-- Start of Supplied material --

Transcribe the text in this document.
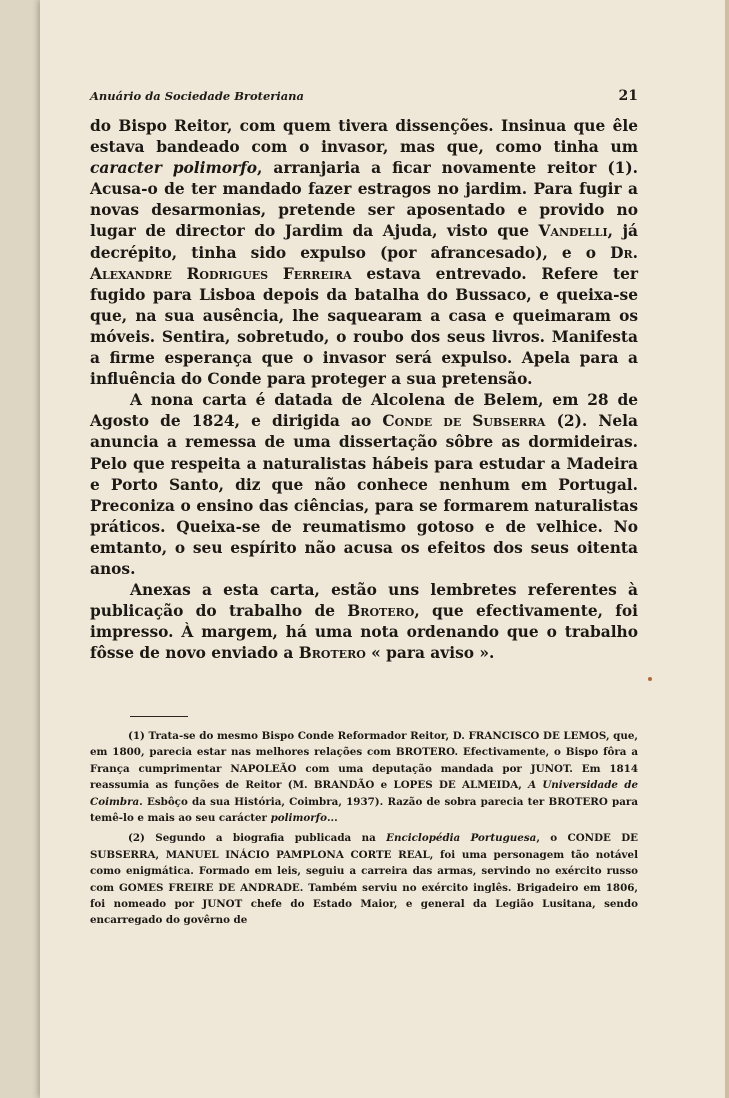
Anuário da Sociedade Broteriana	21

do Bispo Reitor, com quem tivera dissenções. Insinua que êle estava bandeado com o invasor, mas que, como tinha um caracter polimorfo, arranjaria a ficar novamente reitor (1). Acusa-o de ter mandado fazer estragos no jardim. Para fugir a novas desarmonias, pretende ser aposentado e provido no lugar de director do Jardim da Ajuda, visto que Vandelli, já decrépito, tinha sido expulso (por afrancesado), e o Dr. Alexandre Rodrigues Ferreira estava entrevado. Refere ter fugido para Lisboa depois da batalha do Bussaco, e queixa-se que, na sua ausência, lhe saquearam a casa e queimaram os móveis. Sentira, sobretudo, o roubo dos seus livros. Manifesta a firme esperança que o invasor será expulso. Apela para a influência do Conde para proteger a sua pretensão.

A nona carta é datada de Alcolena de Belem, em 28 de Agosto de 1824, e dirigida ao Conde de Subserra (2). Nela anuncia a remessa de uma dissertação sôbre as dormideiras. Pelo que respeita a naturalistas hábeis para estudar a Madeira e Porto Santo, diz que não conhece nenhum em Portugal. Preconiza o ensino das ciências, para se formarem naturalistas práticos. Queixa-se de reumatismo gotoso e de velhice. No emtanto, o seu espírito não acusa os efeitos dos seus oitenta anos.

Anexas a esta carta, estão uns lembretes referentes à publicação do trabalho de Brotero, que efectivamente, foi impresso. À margem, há uma nota ordenando que o trabalho fôsse de novo enviado a Brotero « para aviso ».

(1) Trata-se do mesmo Bispo Conde Reformador Reitor, D. FRANCISCO DE LEMOS, que, em 1800, parecia estar nas melhores relações com BROTERO. Efectivamente, o Bispo fôra a França cumprimentar NAPOLEÃO com uma deputação mandada por JUNOT. Em 1814 reassumia as funções de Reitor (M. BRANDÃO e LOPES DE ALMEIDA, A Universidade de Coimbra. Esbôço da sua História, Coimbra, 1937). Razão de sobra parecia ter BROTERO para temê-lo e mais ao seu carácter polimorfo...

(2) Segundo a biografia publicada na Enciclopédia Portuguesa, o CONDE DE SUBSERRA, MANUEL INÁCIO PAMPLONA CORTE REAL, foi uma personagem tão notável como enigmática. Formado em leis, seguiu a carreira das armas, servindo no exército russo com GOMES FREIRE DE ANDRADE. Também serviu no exército inglês. Brigadeiro em 1806, foi nomeado por JUNOT chefe do Estado Maior, e general da Legião Lusitana, sendo encarregado do govêrno de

-- End of Supplied material --

Exercise description
Leave out the pictures and copy everything else in the records word for word.

Expected output
Transcribe the text in this document.
Anuário da Sociedade Broteriana	21

do Bispo Reitor, com quem tivera dissenções. Insinua que êle estava bandeado com o invasor, mas que, como tinha um caracter polimorfo, arranjaria a ficar novamente reitor (1). Acusa-o de ter mandado fazer estragos no jardim. Para fugir a novas desarmonias, pretende ser aposentado e provido no lugar de director do Jardim da Ajuda, visto que Vandelli, já decrépito, tinha sido expulso (por afrancesado), e o Dr. Alexandre Rodrigues Ferreira estava entrevado. Refere ter fugido para Lisboa depois da batalha do Bussaco, e queixa-se que, na sua ausência, lhe saquearam a casa e queimaram os móveis. Sentira, sobretudo, o roubo dos seus livros. Manifesta a firme esperança que o invasor será expulso. Apela para a influência do Conde para proteger a sua pretensão.

A nona carta é datada de Alcolena de Belem, em 28 de Agosto de 1824, e dirigida ao Conde de Subserra (2). Nela anuncia a remessa de uma dissertação sôbre as dormideiras. Pelo que respeita a naturalistas hábeis para estudar a Madeira e Porto Santo, diz que não conhece nenhum em Portugal. Preconiza o ensino das ciências, para se formarem naturalistas práticos. Queixa-se de reumatismo gotoso e de velhice. No emtanto, o seu espírito não acusa os efeitos dos seus oitenta anos.

Anexas a esta carta, estão uns lembretes referentes à publicação do trabalho de Brotero, que efectivamente, foi impresso. À margem, há uma nota ordenando que o trabalho fôsse de novo enviado a Brotero « para aviso ».

(1) Trata-se do mesmo Bispo Conde Reformador Reitor, D. FRANCISCO DE LEMOS, que, em 1800, parecia estar nas melhores relações com BROTERO. Efectivamente, o Bispo fôra a França cumprimentar NAPOLEÃO com uma deputação mandada por JUNOT. Em 1814 reassumia as funções de Reitor (M. BRANDÃO e LOPES DE ALMEIDA, A Universidade de Coimbra. Esbôço da sua História, Coimbra, 1937). Razão de sobra parecia ter BROTERO para temê-lo e mais ao seu carácter polimorfo...

(2) Segundo a biografia publicada na Enciclopédia Portuguesa, o CONDE DE SUBSERRA, MANUEL INÁCIO PAMPLONA CORTE REAL, foi uma personagem tão notável como enigmática. Formado em leis, seguiu a carreira das armas, servindo no exército russo com GOMES FREIRE DE ANDRADE. Também serviu no exército inglês. Brigadeiro em 1806, foi nomeado por JUNOT chefe do Estado Maior, e general da Legião Lusitana, sendo encarregado do govêrno de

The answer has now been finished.